- **ACTIVITY**:
Write out the passage on Founders Dating advice word for word, from "Many inquirers seek" up to and including "the IRS guideline.".

- **DOCUMENT TEXT**:

*** Begin section ***

Some of the questions reveal that some of the entrepreneurs do not have a clue about the real world.  Many of the answers are shallow and reflect a “gut response” to complicated issues.

On more than one occasion, someone has asked for the best book to read to help make them a successful businessperson or to teach them how to successfully market their product.  There seems to be an attitude, especially among the younger entrepreneurs, that they can learn all they need to learn without a business school education or any practical experience.

As it should be, many of the entrepreneurs are younger millennials and many of the advisors are older baby-boomers, like me.  I am surprised how many times that the advice offered by these older executives is “pooh-poohed”.  There is an obvious attitude that baby-boomers do not understand technology or the “new” financial markets.  Nothing could be more foolish.

Baby-boomers after all created both Apple and Microsoft, were the first users of their products and invested in their IPOs.  Similarly, when Genentech did its IPO in the mid-1980s baby-boomers did not have much difficulty understanding “genetically engineered pharmaceuticals” even though they were a cutting edge concept at the time.

At the same time the idea that the financial markets have fundamentally changed is just wrong. If you are looking for funding for your start-up you are probably not going to ask millennials for money because they do not seem to have a lot of it.  Baby-boomers, on the other hand, poured billions into tech stocks in the 1990s and still do.

There are actually a few angel investors on Founders Dating who are happy to tell entrepreneurs what they are looking for in a start-up and how they think a start-up should structure its pitch to investors.    You would think that the entrepreneurs who are looking for funds would value the advice of people with money to invest, but it is not apparent that they do.

Again, there are people who have read one or two books on the subject who claim to know better.  They are telling the entrepreneurs what they want to hear, not what they need to know.

Many inquirers seek specific advice about legal or tax issues.  I always advise them to seek their own legal counsel.  General answers to general legal questions rarely apply in all cases. In many cases questioners are referred to forms or templates which may or may not get the job done.

In one case, a questioner asked about the tax ramifications of using independent contractors as opposed to employees.  It was not a foolish question but it elicited a foolish and dangerous response.

I am not a tax specialist but I do know that the IRS has a specific guideline for determining who is an employee and who is an independent contractor. The guideline contains a list of about 20 things the IRS considers and will apply should you get audited.  I told the questioner to consult his accountant and follow the IRS guideline.

Almost immediately, another person chimed in to tell me that I was an idiot to follow the IRS guidelines or to recommend that anyone should. That person had apparently done so, hired a slew of independent contractors and the IRS penalized him anyway.

My first thought, of course, was that he had not followed the guideline correctly or that there was more to the story than he was telling.  Whatever the truth, he was adamant in his advice to the questioner that following the IRS guideline was useless.  He was so adamant and made such a compelling argument that I called a tax attorney I know to ask if the IRS had changed its mind or if my advice to follow the guideline was misplaced.  He assured me that any competent tax professional would have given the advice that I did. But how would the person who asked the question know that?

I look at Founders Dating as way of doing pro-bono work. When I am speaking with an entrepreneur I give the same advice for free that I would give to a large established company that was paying my normal hourly rate.

One of the hazards of the information age is that there is so much bad information out there.  Founders Dating is a good idea, but it needs some mechanism to filter the good information from the bad or the recipients of the information will get nothing of value.

*** End section ***

- **PROVIDED DATA**:
*** Begin section ***

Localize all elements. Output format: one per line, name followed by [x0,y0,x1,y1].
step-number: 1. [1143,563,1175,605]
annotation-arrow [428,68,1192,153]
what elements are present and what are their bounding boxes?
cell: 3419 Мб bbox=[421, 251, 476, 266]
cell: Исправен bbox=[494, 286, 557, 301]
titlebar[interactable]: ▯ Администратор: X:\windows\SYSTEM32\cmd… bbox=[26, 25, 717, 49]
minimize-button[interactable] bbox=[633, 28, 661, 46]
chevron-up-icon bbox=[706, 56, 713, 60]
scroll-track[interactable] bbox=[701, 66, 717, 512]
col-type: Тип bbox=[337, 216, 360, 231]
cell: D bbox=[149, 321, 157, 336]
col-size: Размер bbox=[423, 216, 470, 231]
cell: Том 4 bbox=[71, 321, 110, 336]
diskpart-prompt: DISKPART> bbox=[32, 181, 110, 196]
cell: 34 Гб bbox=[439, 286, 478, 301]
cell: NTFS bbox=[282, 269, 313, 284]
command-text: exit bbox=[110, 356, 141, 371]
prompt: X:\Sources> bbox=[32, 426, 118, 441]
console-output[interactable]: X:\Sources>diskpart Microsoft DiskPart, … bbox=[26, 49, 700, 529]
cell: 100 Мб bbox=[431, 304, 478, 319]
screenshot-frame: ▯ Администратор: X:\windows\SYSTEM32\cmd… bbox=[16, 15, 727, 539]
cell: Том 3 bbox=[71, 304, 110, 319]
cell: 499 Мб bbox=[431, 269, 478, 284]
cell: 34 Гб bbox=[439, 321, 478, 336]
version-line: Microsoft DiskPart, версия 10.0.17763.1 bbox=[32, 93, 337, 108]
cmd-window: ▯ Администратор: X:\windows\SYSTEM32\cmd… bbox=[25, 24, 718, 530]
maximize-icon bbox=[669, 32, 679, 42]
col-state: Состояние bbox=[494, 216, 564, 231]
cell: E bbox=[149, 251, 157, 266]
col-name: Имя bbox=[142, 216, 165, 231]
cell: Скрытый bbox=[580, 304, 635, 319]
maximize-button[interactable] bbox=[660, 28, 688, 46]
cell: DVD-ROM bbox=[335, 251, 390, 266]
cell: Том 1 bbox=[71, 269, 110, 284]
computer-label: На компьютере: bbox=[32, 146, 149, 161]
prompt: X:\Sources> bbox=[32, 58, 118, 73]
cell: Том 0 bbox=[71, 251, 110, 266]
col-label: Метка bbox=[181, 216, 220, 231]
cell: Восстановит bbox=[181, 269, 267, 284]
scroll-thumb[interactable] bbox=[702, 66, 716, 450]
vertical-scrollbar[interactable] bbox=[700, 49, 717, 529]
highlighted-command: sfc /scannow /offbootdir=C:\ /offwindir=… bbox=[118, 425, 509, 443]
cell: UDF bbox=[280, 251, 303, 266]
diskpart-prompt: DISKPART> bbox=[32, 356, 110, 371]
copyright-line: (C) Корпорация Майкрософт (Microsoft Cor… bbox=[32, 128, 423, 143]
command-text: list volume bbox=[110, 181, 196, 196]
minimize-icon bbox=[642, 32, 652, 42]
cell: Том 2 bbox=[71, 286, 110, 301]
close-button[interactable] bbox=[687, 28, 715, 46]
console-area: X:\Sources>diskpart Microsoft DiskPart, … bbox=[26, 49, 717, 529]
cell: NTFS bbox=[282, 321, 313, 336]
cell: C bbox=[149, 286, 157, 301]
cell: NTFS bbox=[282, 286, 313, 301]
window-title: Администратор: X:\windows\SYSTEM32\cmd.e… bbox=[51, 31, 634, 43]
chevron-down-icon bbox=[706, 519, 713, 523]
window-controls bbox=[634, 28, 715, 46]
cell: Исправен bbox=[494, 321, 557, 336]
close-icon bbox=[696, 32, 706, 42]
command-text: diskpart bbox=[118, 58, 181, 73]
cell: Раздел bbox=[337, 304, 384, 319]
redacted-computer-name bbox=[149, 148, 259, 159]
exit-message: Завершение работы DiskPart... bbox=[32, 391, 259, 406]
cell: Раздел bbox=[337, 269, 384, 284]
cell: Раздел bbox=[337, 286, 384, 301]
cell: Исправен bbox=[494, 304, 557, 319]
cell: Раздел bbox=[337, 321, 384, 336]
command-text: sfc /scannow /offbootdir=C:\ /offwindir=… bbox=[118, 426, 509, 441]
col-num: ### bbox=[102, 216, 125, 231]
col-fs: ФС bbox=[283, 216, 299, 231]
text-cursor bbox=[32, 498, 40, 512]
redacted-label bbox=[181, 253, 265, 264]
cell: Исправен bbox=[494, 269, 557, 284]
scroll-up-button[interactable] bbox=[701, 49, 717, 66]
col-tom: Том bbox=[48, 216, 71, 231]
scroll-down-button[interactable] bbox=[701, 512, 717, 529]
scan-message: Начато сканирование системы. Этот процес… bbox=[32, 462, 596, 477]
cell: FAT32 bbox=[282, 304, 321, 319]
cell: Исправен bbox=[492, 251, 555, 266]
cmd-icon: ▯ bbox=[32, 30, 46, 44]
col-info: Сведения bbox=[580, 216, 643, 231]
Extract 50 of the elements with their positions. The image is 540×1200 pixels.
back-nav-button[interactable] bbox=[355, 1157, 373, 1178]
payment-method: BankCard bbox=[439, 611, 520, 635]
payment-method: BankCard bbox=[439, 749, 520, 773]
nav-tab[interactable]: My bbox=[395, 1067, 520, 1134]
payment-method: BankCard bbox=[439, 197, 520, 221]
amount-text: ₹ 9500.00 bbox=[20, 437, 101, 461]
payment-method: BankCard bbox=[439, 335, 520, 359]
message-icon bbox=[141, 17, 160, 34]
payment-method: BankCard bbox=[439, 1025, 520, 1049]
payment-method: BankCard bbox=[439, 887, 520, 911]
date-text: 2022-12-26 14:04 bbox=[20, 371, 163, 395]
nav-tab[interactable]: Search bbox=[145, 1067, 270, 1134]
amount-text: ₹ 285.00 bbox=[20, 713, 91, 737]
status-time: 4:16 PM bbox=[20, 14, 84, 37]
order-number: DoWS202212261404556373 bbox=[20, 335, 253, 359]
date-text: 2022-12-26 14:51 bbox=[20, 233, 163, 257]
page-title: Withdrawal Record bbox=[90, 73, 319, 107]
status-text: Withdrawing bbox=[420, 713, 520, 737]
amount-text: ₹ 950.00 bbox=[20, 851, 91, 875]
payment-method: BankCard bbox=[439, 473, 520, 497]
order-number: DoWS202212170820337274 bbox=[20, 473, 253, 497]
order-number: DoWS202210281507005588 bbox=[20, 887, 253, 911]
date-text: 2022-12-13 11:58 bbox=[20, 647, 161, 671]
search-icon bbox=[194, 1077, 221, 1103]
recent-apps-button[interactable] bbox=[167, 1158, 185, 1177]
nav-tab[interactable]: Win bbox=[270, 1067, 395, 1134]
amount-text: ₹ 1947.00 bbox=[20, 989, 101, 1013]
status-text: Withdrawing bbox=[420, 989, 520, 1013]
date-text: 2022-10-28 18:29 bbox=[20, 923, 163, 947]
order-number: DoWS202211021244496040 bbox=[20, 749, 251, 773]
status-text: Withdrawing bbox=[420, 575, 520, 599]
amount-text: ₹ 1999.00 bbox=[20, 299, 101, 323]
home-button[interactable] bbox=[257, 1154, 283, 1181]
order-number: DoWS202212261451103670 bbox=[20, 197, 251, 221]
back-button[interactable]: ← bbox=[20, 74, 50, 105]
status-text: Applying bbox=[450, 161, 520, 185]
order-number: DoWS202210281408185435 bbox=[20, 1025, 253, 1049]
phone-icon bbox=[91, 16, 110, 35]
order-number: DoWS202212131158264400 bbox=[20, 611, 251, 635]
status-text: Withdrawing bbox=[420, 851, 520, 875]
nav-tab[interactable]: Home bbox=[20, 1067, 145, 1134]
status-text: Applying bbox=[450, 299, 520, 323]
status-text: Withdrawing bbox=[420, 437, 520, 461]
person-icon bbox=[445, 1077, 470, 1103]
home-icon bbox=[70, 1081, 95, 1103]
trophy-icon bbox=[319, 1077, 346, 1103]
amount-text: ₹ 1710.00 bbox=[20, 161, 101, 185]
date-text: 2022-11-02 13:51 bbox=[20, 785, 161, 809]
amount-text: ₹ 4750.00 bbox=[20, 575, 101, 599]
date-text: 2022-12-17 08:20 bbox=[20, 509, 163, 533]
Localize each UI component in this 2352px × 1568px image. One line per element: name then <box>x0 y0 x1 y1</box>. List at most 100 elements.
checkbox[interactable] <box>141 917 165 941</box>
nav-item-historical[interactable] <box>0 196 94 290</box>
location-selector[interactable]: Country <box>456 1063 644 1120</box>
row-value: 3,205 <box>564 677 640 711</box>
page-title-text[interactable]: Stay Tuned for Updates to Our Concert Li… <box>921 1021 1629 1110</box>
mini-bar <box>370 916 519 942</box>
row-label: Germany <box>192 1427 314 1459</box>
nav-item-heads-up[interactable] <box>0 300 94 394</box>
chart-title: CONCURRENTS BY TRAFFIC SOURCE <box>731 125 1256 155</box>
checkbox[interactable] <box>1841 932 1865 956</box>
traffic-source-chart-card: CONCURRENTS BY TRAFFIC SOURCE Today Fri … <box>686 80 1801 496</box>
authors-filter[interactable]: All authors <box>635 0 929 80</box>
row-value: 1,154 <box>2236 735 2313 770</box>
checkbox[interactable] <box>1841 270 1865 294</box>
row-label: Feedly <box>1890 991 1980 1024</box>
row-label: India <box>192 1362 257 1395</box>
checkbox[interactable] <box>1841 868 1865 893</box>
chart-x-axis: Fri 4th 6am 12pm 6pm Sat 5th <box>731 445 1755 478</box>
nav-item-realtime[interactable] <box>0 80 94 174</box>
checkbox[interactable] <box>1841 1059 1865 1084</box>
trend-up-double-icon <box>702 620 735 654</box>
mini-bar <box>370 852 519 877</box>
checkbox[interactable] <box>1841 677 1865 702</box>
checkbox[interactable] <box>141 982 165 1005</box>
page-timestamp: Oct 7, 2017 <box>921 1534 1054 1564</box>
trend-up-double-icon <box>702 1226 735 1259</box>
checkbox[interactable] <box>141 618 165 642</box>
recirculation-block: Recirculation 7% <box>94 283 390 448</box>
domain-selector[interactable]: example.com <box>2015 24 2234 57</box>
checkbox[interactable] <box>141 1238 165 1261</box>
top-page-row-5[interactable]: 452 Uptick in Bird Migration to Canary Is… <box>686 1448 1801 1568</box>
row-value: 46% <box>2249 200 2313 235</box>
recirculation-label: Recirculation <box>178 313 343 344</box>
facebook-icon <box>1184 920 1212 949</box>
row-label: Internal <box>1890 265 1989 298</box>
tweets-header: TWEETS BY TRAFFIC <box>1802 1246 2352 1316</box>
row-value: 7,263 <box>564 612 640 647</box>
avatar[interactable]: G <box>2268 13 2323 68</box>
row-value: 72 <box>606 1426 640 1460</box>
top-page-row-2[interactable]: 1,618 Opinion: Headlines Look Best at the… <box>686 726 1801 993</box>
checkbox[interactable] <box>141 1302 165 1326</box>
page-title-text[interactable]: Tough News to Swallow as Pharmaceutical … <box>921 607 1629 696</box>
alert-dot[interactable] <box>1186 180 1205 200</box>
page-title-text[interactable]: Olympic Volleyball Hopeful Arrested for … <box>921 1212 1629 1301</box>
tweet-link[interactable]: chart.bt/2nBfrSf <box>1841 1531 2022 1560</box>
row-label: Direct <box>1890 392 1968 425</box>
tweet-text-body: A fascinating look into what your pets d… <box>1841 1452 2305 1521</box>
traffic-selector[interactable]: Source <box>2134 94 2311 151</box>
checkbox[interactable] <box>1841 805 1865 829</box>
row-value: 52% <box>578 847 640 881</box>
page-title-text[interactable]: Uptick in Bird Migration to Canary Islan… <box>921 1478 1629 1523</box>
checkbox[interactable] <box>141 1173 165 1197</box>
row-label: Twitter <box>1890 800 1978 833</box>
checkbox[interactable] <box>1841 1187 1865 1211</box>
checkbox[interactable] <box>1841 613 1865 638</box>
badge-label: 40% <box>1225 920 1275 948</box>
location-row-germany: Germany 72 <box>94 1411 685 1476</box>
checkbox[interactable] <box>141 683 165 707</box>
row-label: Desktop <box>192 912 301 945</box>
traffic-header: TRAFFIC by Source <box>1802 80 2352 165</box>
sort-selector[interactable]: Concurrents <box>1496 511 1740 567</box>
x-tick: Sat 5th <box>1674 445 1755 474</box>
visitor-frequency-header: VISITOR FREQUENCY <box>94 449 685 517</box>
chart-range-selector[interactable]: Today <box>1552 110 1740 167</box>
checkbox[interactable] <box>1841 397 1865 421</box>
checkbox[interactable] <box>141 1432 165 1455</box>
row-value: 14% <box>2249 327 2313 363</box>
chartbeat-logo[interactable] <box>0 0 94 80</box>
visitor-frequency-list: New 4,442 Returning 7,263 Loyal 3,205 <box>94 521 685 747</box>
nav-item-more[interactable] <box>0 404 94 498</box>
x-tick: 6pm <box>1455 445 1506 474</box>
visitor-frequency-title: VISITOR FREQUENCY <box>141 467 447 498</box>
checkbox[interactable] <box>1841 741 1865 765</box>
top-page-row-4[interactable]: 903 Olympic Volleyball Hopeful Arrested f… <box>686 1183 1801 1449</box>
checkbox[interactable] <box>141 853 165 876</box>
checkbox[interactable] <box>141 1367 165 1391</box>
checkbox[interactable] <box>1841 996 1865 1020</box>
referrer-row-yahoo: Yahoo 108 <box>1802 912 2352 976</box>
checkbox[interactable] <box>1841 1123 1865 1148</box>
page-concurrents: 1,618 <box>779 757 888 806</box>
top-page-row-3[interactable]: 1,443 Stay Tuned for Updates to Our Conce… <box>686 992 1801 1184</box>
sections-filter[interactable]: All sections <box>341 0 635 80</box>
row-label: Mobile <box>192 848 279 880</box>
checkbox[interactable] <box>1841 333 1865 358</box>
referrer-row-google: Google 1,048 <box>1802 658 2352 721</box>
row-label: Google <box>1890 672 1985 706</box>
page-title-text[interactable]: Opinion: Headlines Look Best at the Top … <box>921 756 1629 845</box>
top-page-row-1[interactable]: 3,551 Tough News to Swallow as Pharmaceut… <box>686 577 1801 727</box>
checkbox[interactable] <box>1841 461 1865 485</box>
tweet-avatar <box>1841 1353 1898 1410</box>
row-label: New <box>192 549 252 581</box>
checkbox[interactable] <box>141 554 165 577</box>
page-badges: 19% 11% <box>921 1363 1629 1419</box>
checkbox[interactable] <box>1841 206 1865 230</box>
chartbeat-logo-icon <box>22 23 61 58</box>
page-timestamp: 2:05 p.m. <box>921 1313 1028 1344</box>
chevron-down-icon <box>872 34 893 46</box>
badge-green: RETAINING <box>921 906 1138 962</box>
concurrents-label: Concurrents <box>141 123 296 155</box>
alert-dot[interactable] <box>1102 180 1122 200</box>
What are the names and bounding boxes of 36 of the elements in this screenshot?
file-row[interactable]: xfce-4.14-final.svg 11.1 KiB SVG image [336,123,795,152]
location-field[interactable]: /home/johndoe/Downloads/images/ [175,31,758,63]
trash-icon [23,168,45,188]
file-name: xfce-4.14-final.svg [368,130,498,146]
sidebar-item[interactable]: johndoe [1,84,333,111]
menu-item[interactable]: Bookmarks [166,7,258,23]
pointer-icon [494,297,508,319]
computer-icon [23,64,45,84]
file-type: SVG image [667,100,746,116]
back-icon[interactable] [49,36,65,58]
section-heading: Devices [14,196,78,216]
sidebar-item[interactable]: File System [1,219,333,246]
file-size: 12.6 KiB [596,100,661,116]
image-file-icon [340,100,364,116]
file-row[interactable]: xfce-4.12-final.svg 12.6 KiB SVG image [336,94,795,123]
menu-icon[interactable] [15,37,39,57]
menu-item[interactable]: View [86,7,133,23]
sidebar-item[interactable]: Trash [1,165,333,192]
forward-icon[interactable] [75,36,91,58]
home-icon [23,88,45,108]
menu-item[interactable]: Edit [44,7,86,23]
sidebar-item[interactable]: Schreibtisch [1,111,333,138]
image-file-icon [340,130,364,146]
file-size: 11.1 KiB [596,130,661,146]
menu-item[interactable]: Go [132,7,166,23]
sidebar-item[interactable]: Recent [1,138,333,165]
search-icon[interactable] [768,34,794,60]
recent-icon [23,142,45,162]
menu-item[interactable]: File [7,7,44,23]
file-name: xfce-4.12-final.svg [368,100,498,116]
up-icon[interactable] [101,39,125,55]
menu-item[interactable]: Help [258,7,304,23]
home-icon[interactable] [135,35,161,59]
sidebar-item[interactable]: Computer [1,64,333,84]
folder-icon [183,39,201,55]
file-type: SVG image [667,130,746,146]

*** End section ***

- **RESPONSE FOR THIS EXERCISE**:
Many inquirers seek specific advice about legal or tax issues.  I always advise them to seek their own legal counsel.  General answers to general legal questions rarely apply in all cases. In many cases questioners are referred to forms or templates which may or may not get the job done.

In one case, a questioner asked about the tax ramifications of using independent contractors as opposed to employees.  It was not a foolish question but it elicited a foolish and dangerous response.

I am not a tax specialist but I do know that the IRS has a specific guideline for determining who is an employee and who is an independent contractor. The guideline contains a list of about 20 things the IRS considers and will apply should you get audited.  I told the questioner to consult his accountant and follow the IRS guideline.